• [What is being asked]:
Find the lines below that contain the string "Korjaamaton". Copy each one.

• [Dataset entries]:
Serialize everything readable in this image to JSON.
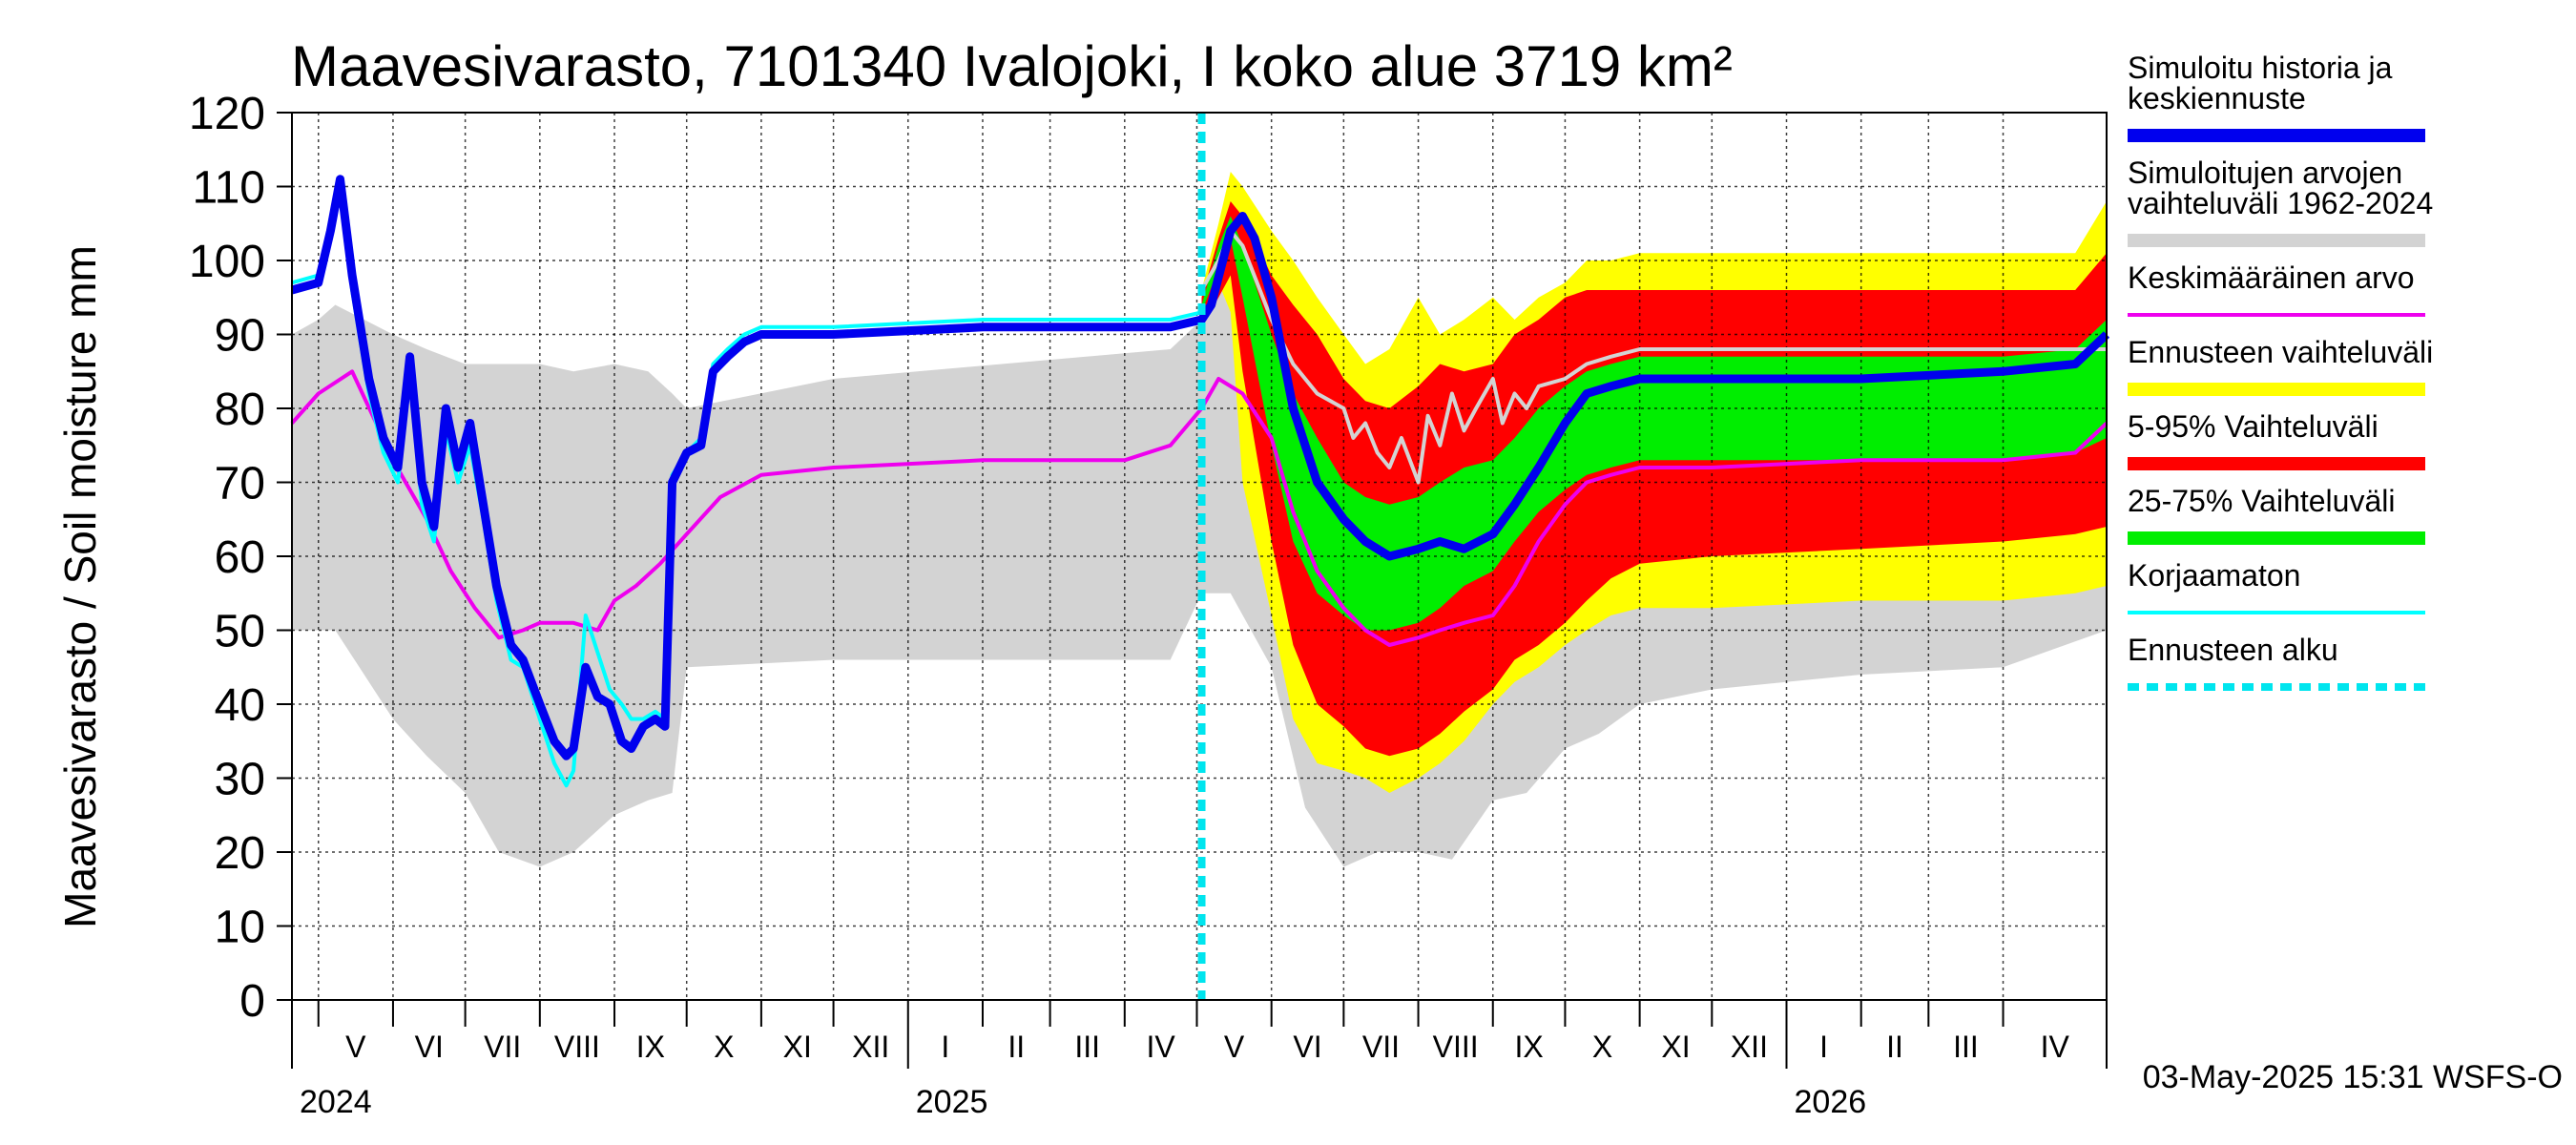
{
  "chart_data": {
    "type": "area",
    "title": "Maavesivarasto, 7101340 Ivalojoki, I koko alue 3719 km²",
    "ylabel": "Maavesivarasto / Soil moisture   mm",
    "ylim": [
      0,
      120
    ],
    "yticks": [
      0,
      10,
      20,
      30,
      40,
      50,
      60,
      70,
      80,
      90,
      100,
      110,
      120
    ],
    "xlim": [
      "2024-04-20",
      "2026-05-14"
    ],
    "grid": true,
    "months": [
      {
        "label": "V",
        "start": "2024-05-01"
      },
      {
        "label": "VI",
        "start": "2024-06-01"
      },
      {
        "label": "VII",
        "start": "2024-07-01"
      },
      {
        "label": "VIII",
        "start": "2024-08-01"
      },
      {
        "label": "IX",
        "start": "2024-09-01"
      },
      {
        "label": "X",
        "start": "2024-10-01"
      },
      {
        "label": "XI",
        "start": "2024-11-01"
      },
      {
        "label": "XII",
        "start": "2024-12-01"
      },
      {
        "label": "I",
        "start": "2025-01-01"
      },
      {
        "label": "II",
        "start": "2025-02-01"
      },
      {
        "label": "III",
        "start": "2025-03-01"
      },
      {
        "label": "IV",
        "start": "2025-04-01"
      },
      {
        "label": "V",
        "start": "2025-05-01"
      },
      {
        "label": "VI",
        "start": "2025-06-01"
      },
      {
        "label": "VII",
        "start": "2025-07-01"
      },
      {
        "label": "VIII",
        "start": "2025-08-01"
      },
      {
        "label": "IX",
        "start": "2025-09-01"
      },
      {
        "label": "X",
        "start": "2025-10-01"
      },
      {
        "label": "XI",
        "start": "2025-11-01"
      },
      {
        "label": "XII",
        "start": "2025-12-01"
      },
      {
        "label": "I",
        "start": "2026-01-01"
      },
      {
        "label": "II",
        "start": "2026-02-01"
      },
      {
        "label": "III",
        "start": "2026-03-01"
      },
      {
        "label": "IV",
        "start": "2026-04-01"
      }
    ],
    "years": [
      {
        "label": "2024",
        "date": "2024-04-20"
      },
      {
        "label": "2025",
        "date": "2025-01-01"
      },
      {
        "label": "2026",
        "date": "2026-01-01"
      }
    ],
    "forecast_start": "2025-05-03",
    "timestamp": "03-May-2025 15:31 WSFS-O",
    "legend": [
      {
        "label": "Simuloitu historia ja\nkeskiennuste",
        "color": "#0000ee",
        "style": "thick"
      },
      {
        "label": "Simuloitujen arvojen\nvaihteluväli 1962-2024",
        "color": "#d3d3d3",
        "style": "thick"
      },
      {
        "label": "Keskimääräinen arvo",
        "color": "#ee00ee",
        "style": "thin"
      },
      {
        "label": "Ennusteen vaihteluväli",
        "color": "#ffff00",
        "style": "thick"
      },
      {
        "label": "5-95% Vaihteluväli",
        "color": "#ff0000",
        "style": "thick"
      },
      {
        "label": "25-75% Vaihteluväli",
        "color": "#00ee00",
        "style": "thick"
      },
      {
        "label": "Korjaamaton",
        "color": "#00ffff",
        "style": "thin"
      },
      {
        "label": "Ennusteen alku",
        "color": "#00e5ee",
        "style": "dashed"
      }
    ],
    "series": [
      {
        "name": "Simuloitujen arvojen vaihteluväli 1962-2024",
        "kind": "band",
        "color": "#d3d3d3",
        "dates": [
          "2024-04-20",
          "2024-05-01",
          "2024-05-08",
          "2024-05-20",
          "2024-06-01",
          "2024-06-15",
          "2024-07-01",
          "2024-07-15",
          "2024-08-01",
          "2024-08-15",
          "2024-09-01",
          "2024-09-15",
          "2024-09-25",
          "2024-10-01",
          "2024-12-01",
          "2025-04-20",
          "2025-05-03",
          "2025-05-15",
          "2025-06-01",
          "2025-06-15",
          "2025-07-01",
          "2025-07-15",
          "2025-08-01",
          "2025-08-15",
          "2025-09-01",
          "2025-09-15",
          "2025-10-01",
          "2025-10-15",
          "2025-11-01",
          "2025-12-01",
          "2026-02-01",
          "2026-04-01",
          "2026-05-14"
        ],
        "low": [
          50,
          50,
          50,
          44,
          38,
          33,
          28,
          20,
          18,
          20,
          25,
          27,
          28,
          45,
          46,
          46,
          55,
          55,
          45,
          26,
          18,
          20,
          20,
          19,
          27,
          28,
          34,
          36,
          40,
          42,
          44,
          45,
          50
        ],
        "high": [
          90,
          92,
          94,
          92,
          90,
          88,
          86,
          86,
          86,
          85,
          86,
          85,
          82,
          80,
          84,
          88,
          92,
          100,
          94,
          86,
          76,
          70,
          70,
          70,
          78,
          82,
          87,
          88,
          89,
          89,
          89,
          89,
          89
        ]
      },
      {
        "name": "Ennusteen vaihteluväli",
        "kind": "band",
        "color": "#ffff00",
        "dates": [
          "2025-05-03",
          "2025-05-10",
          "2025-05-15",
          "2025-05-20",
          "2025-06-01",
          "2025-06-10",
          "2025-06-20",
          "2025-07-01",
          "2025-07-10",
          "2025-07-20",
          "2025-08-01",
          "2025-08-10",
          "2025-08-20",
          "2025-09-01",
          "2025-09-10",
          "2025-09-20",
          "2025-10-01",
          "2025-10-10",
          "2025-10-20",
          "2025-11-01",
          "2025-12-01",
          "2026-02-01",
          "2026-04-01",
          "2026-05-01",
          "2026-05-14"
        ],
        "low": [
          92,
          97,
          93,
          70,
          52,
          38,
          32,
          31,
          30,
          28,
          30,
          32,
          35,
          40,
          43,
          45,
          48,
          50,
          52,
          53,
          53,
          54,
          54,
          55,
          56
        ],
        "high": [
          96,
          105,
          112,
          110,
          104,
          100,
          95,
          90,
          86,
          88,
          95,
          90,
          92,
          95,
          92,
          95,
          97,
          100,
          100,
          101,
          101,
          101,
          101,
          101,
          108
        ]
      },
      {
        "name": "5-95% Vaihteluväli",
        "kind": "band",
        "color": "#ff0000",
        "dates": [
          "2025-05-03",
          "2025-05-10",
          "2025-05-15",
          "2025-05-20",
          "2025-06-01",
          "2025-06-10",
          "2025-06-20",
          "2025-07-01",
          "2025-07-10",
          "2025-07-20",
          "2025-08-01",
          "2025-08-10",
          "2025-08-20",
          "2025-09-01",
          "2025-09-10",
          "2025-09-20",
          "2025-10-01",
          "2025-10-10",
          "2025-10-20",
          "2025-11-01",
          "2025-12-01",
          "2026-02-01",
          "2026-04-01",
          "2026-05-01",
          "2026-05-14"
        ],
        "low": [
          91,
          95,
          98,
          85,
          62,
          48,
          40,
          37,
          34,
          33,
          34,
          36,
          39,
          42,
          46,
          48,
          51,
          54,
          57,
          59,
          60,
          61,
          62,
          63,
          64
        ],
        "high": [
          95,
          103,
          108,
          106,
          98,
          94,
          90,
          84,
          81,
          80,
          83,
          86,
          85,
          86,
          90,
          92,
          95,
          96,
          96,
          96,
          96,
          96,
          96,
          96,
          101
        ]
      },
      {
        "name": "25-75% Vaihteluväli",
        "kind": "band",
        "color": "#00ee00",
        "dates": [
          "2025-05-03",
          "2025-05-10",
          "2025-05-15",
          "2025-05-20",
          "2025-06-01",
          "2025-06-10",
          "2025-06-20",
          "2025-07-01",
          "2025-07-10",
          "2025-07-20",
          "2025-08-01",
          "2025-08-10",
          "2025-08-20",
          "2025-09-01",
          "2025-09-10",
          "2025-09-20",
          "2025-10-01",
          "2025-10-10",
          "2025-10-20",
          "2025-11-01",
          "2025-12-01",
          "2026-02-01",
          "2026-04-01",
          "2026-05-01",
          "2026-05-14"
        ],
        "low": [
          93,
          99,
          103,
          95,
          75,
          62,
          55,
          52,
          50,
          50,
          51,
          53,
          56,
          58,
          62,
          66,
          69,
          71,
          72,
          73,
          73,
          73,
          73,
          74,
          76
        ],
        "high": [
          94,
          102,
          106,
          102,
          90,
          82,
          76,
          70,
          68,
          67,
          68,
          70,
          72,
          73,
          76,
          80,
          83,
          85,
          86,
          87,
          87,
          87,
          87,
          88,
          92
        ]
      },
      {
        "name": "Simuloitu historia ja keskiennuste",
        "kind": "line",
        "color": "#0000ee",
        "width": 9,
        "dates": [
          "2024-04-20",
          "2024-05-01",
          "2024-05-06",
          "2024-05-10",
          "2024-05-15",
          "2024-05-22",
          "2024-05-28",
          "2024-06-03",
          "2024-06-08",
          "2024-06-13",
          "2024-06-18",
          "2024-06-23",
          "2024-06-28",
          "2024-07-03",
          "2024-07-08",
          "2024-07-14",
          "2024-07-20",
          "2024-07-25",
          "2024-08-01",
          "2024-08-07",
          "2024-08-12",
          "2024-08-15",
          "2024-08-20",
          "2024-08-25",
          "2024-08-30",
          "2024-09-04",
          "2024-09-08",
          "2024-09-13",
          "2024-09-18",
          "2024-09-22",
          "2024-09-25",
          "2024-10-01",
          "2024-10-07",
          "2024-10-12",
          "2024-10-18",
          "2024-10-25",
          "2024-11-01",
          "2024-11-15",
          "2024-12-01",
          "2025-02-01",
          "2025-04-20",
          "2025-05-03",
          "2025-05-07",
          "2025-05-11",
          "2025-05-15",
          "2025-05-20",
          "2025-05-25",
          "2025-06-01",
          "2025-06-10",
          "2025-06-20",
          "2025-07-01",
          "2025-07-10",
          "2025-07-20",
          "2025-08-01",
          "2025-08-10",
          "2025-08-20",
          "2025-09-01",
          "2025-09-10",
          "2025-09-20",
          "2025-10-01",
          "2025-10-10",
          "2025-10-20",
          "2025-11-01",
          "2025-12-01",
          "2026-02-01",
          "2026-04-01",
          "2026-05-01",
          "2026-05-14"
        ],
        "values": [
          96,
          97,
          104,
          111,
          98,
          84,
          76,
          72,
          87,
          70,
          64,
          80,
          72,
          78,
          68,
          56,
          48,
          46,
          40,
          35,
          33,
          34,
          45,
          41,
          40,
          35,
          34,
          37,
          38,
          37,
          70,
          74,
          75,
          85,
          87,
          89,
          90,
          90,
          90,
          91,
          91,
          92,
          94,
          99,
          104,
          106,
          103,
          95,
          80,
          70,
          65,
          62,
          60,
          61,
          62,
          61,
          63,
          67,
          72,
          78,
          82,
          83,
          84,
          84,
          84,
          85,
          86,
          90
        ]
      },
      {
        "name": "Korjaamaton",
        "kind": "line",
        "color": "#00ffff",
        "width": 4,
        "dates": [
          "2024-04-20",
          "2024-05-01",
          "2024-05-06",
          "2024-05-10",
          "2024-05-15",
          "2024-05-22",
          "2024-05-28",
          "2024-06-03",
          "2024-06-08",
          "2024-06-13",
          "2024-06-18",
          "2024-06-23",
          "2024-06-28",
          "2024-07-03",
          "2024-07-08",
          "2024-07-14",
          "2024-07-20",
          "2024-07-25",
          "2024-08-01",
          "2024-08-07",
          "2024-08-12",
          "2024-08-15",
          "2024-08-20",
          "2024-08-25",
          "2024-08-30",
          "2024-09-04",
          "2024-09-08",
          "2024-09-13",
          "2024-09-18",
          "2024-09-22",
          "2024-09-25",
          "2024-10-01",
          "2024-10-07",
          "2024-10-12",
          "2024-10-18",
          "2024-10-25",
          "2024-11-01",
          "2024-11-15",
          "2024-12-01",
          "2025-02-01",
          "2025-04-20",
          "2025-05-03"
        ],
        "values": [
          97,
          98,
          103,
          110,
          96,
          82,
          74,
          70,
          84,
          67,
          62,
          77,
          70,
          75,
          66,
          54,
          46,
          45,
          38,
          32,
          29,
          31,
          52,
          47,
          42,
          40,
          38,
          38,
          39,
          38,
          71,
          74,
          76,
          86,
          88,
          90,
          91,
          91,
          91,
          92,
          92,
          93
        ]
      },
      {
        "name": "Keskimääräinen arvo",
        "kind": "line",
        "color": "#ee00ee",
        "width": 4,
        "dates": [
          "2024-04-20",
          "2024-05-01",
          "2024-05-15",
          "2024-05-25",
          "2024-06-01",
          "2024-06-15",
          "2024-06-25",
          "2024-07-05",
          "2024-07-15",
          "2024-07-25",
          "2024-08-01",
          "2024-08-15",
          "2024-08-25",
          "2024-09-01",
          "2024-09-10",
          "2024-09-20",
          "2024-10-01",
          "2024-10-15",
          "2024-11-01",
          "2024-12-01",
          "2025-02-01",
          "2025-04-01",
          "2025-04-20",
          "2025-05-03",
          "2025-05-10",
          "2025-05-20",
          "2025-06-01",
          "2025-06-10",
          "2025-06-20",
          "2025-07-01",
          "2025-07-10",
          "2025-07-20",
          "2025-08-01",
          "2025-08-10",
          "2025-08-20",
          "2025-09-01",
          "2025-09-10",
          "2025-09-20",
          "2025-10-01",
          "2025-10-10",
          "2025-10-20",
          "2025-11-01",
          "2025-12-01",
          "2026-02-01",
          "2026-04-01",
          "2026-05-01",
          "2026-05-14"
        ],
        "values": [
          78,
          82,
          85,
          78,
          73,
          65,
          58,
          53,
          49,
          50,
          51,
          51,
          50,
          54,
          56,
          59,
          63,
          68,
          71,
          72,
          73,
          73,
          75,
          80,
          84,
          82,
          76,
          66,
          58,
          53,
          50,
          48,
          49,
          50,
          51,
          52,
          56,
          62,
          67,
          70,
          71,
          72,
          72,
          73,
          73,
          74,
          78
        ]
      },
      {
        "name": "Simuloitujen arvojen mediaani",
        "kind": "line",
        "color": "#d3d3d3",
        "width": 4,
        "dates": [
          "2025-05-03",
          "2025-05-10",
          "2025-05-15",
          "2025-05-20",
          "2025-06-01",
          "2025-06-10",
          "2025-06-20",
          "2025-07-01",
          "2025-07-05",
          "2025-07-10",
          "2025-07-15",
          "2025-07-20",
          "2025-07-25",
          "2025-08-01",
          "2025-08-05",
          "2025-08-10",
          "2025-08-15",
          "2025-08-20",
          "2025-08-25",
          "2025-09-01",
          "2025-09-05",
          "2025-09-10",
          "2025-09-15",
          "2025-09-20",
          "2025-10-01",
          "2025-10-10",
          "2025-10-20",
          "2025-11-01",
          "2025-12-01",
          "2026-02-01",
          "2026-04-01",
          "2026-05-14"
        ],
        "values": [
          96,
          100,
          104,
          102,
          92,
          86,
          82,
          80,
          76,
          78,
          74,
          72,
          76,
          70,
          79,
          75,
          82,
          77,
          80,
          84,
          78,
          82,
          80,
          83,
          84,
          86,
          87,
          88,
          88,
          88,
          88,
          88
        ]
      }
    ]
  }
}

• [Final result]:
        "label": "Korjaamaton",
        "name": "Korjaamaton",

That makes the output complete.